# Material to process
>> start

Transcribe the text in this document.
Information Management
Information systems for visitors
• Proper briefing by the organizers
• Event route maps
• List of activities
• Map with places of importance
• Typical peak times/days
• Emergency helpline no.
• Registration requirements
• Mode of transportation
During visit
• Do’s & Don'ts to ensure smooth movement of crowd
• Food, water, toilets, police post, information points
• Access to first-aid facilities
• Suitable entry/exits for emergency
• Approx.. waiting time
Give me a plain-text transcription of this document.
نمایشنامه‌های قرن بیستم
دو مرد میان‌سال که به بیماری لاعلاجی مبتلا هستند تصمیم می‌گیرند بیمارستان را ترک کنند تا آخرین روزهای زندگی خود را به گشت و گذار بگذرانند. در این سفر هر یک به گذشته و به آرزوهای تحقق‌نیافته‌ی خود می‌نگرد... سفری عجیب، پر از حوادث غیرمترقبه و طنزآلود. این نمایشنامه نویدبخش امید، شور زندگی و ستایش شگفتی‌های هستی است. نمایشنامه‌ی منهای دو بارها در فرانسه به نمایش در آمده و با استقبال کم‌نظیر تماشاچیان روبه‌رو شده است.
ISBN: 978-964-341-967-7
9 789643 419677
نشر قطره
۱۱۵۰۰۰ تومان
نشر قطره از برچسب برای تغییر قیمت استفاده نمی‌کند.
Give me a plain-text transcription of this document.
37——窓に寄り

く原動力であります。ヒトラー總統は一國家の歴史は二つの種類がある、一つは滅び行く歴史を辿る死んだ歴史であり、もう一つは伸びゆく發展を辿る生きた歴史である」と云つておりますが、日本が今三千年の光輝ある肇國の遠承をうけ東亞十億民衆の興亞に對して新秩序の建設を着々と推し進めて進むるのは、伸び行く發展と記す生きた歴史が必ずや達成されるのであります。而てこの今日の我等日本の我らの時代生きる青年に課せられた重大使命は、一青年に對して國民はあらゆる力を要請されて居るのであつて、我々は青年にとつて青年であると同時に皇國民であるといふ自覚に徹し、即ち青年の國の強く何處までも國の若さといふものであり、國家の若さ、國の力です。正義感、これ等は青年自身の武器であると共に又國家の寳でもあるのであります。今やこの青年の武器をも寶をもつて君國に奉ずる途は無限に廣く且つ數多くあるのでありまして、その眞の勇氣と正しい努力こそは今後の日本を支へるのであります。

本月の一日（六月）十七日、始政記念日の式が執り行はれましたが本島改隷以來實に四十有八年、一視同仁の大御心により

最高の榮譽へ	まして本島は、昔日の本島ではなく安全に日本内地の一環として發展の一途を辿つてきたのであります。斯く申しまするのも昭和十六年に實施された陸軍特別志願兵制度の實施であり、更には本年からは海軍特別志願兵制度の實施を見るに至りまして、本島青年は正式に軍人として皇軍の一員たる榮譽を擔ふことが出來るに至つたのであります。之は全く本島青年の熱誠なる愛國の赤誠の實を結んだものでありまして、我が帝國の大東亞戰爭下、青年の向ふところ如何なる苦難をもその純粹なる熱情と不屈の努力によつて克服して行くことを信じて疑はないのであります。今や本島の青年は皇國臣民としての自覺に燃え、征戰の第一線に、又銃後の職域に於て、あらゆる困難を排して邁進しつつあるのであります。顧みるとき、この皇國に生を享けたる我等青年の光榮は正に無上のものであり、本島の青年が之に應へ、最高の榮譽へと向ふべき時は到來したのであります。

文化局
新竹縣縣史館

>> end

# To be done
Repeat every line of the data, exactly and in full.

# Written response
Transcribe the text in this document.
Information Management
Information systems for visitors
• Proper briefing by the organizers
• Event route maps
• List of activities
• Map with places of importance
• Typical peak times/days
• Emergency helpline no.
• Registration requirements
• Mode of transportation
During visit
• Do’s & Don'ts to ensure smooth movement of crowd
• Food, water, toilets, police post, information points
• Access to first-aid facilities
• Suitable entry/exits for emergency
• Approx.. waiting time
Give me a plain-text transcription of this document.
نمایشنامه‌های قرن بیستم
دو مرد میان‌سال که به بیماری لاعلاجی مبتلا هستند تصمیم می‌گیرند بیمارستان را ترک کنند تا آخرین روزهای زندگی خود را به گشت و گذار بگذرانند. در این سفر هر یک به گذشته و به آرزوهای تحقق‌نیافته‌ی خود می‌نگرد... سفری عجیب، پر از حوادث غیرمترقبه و طنزآلود. این نمایشنامه نویدبخش امید، شور زندگی و ستایش شگفتی‌های هستی است. نمایشنامه‌ی منهای دو بارها در فرانسه به نمایش در آمده و با استقبال کم‌نظیر تماشاچیان روبه‌رو شده است.
ISBN: 978-964-341-967-7
9 789643 419677
نشر قطره
۱۱۵۰۰۰ تومان
نشر قطره از برچسب برای تغییر قیمت استفاده نمی‌کند.
Give me a plain-text transcription of this document.
37——窓に寄り

く原動力であります。ヒトラー總統は一國家の歴史は二つの種類がある、一つは滅び行く歴史を辿る死んだ歴史であり、もう一つは伸びゆく發展を辿る生きた歴史である」と云つておりますが、日本が今三千年の光輝ある肇國の遠承をうけ東亞十億民衆の興亞に對して新秩序の建設を着々と推し進めて進むるのは、伸び行く發展と記す生きた歴史が必ずや達成されるのであります。而てこの今日の我等日本の我らの時代生きる青年に課せられた重大使命は、一青年に對して國民はあらゆる力を要請されて居るのであつて、我々は青年にとつて青年であると同時に皇國民であるといふ自覚に徹し、即ち青年の國の強く何處までも國の若さといふものであり、國家の若さ、國の力です。正義感、これ等は青年自身の武器であると共に又國家の寳でもあるのであります。今やこの青年の武器をも寶をもつて君國に奉ずる途は無限に廣く且つ數多くあるのでありまして、その眞の勇氣と正しい努力こそは今後の日本を支へるのであります。

本月の一日（六月）十七日、始政記念日の式が執り行はれましたが本島改隷以來實に四十有八年、一視同仁の大御心により

最高の榮譽へ	まして本島は、昔日の本島ではなく安全に日本内地の一環として發展の一途を辿つてきたのであります。斯く申しまするのも昭和十六年に實施された陸軍特別志願兵制度の實施であり、更には本年からは海軍特別志願兵制度の實施を見るに至りまして、本島青年は正式に軍人として皇軍の一員たる榮譽を擔ふことが出來るに至つたのであります。之は全く本島青年の熱誠なる愛國の赤誠の實を結んだものでありまして、我が帝國の大東亞戰爭下、青年の向ふところ如何なる苦難をもその純粹なる熱情と不屈の努力によつて克服して行くことを信じて疑はないのであります。今や本島の青年は皇國臣民としての自覺に燃え、征戰の第一線に、又銃後の職域に於て、あらゆる困難を排して邁進しつつあるのであります。顧みるとき、この皇國に生を享けたる我等青年の光榮は正に無上のものであり、本島の青年が之に應へ、最高の榮譽へと向ふべき時は到來したのであります。

文化局
新竹縣縣史館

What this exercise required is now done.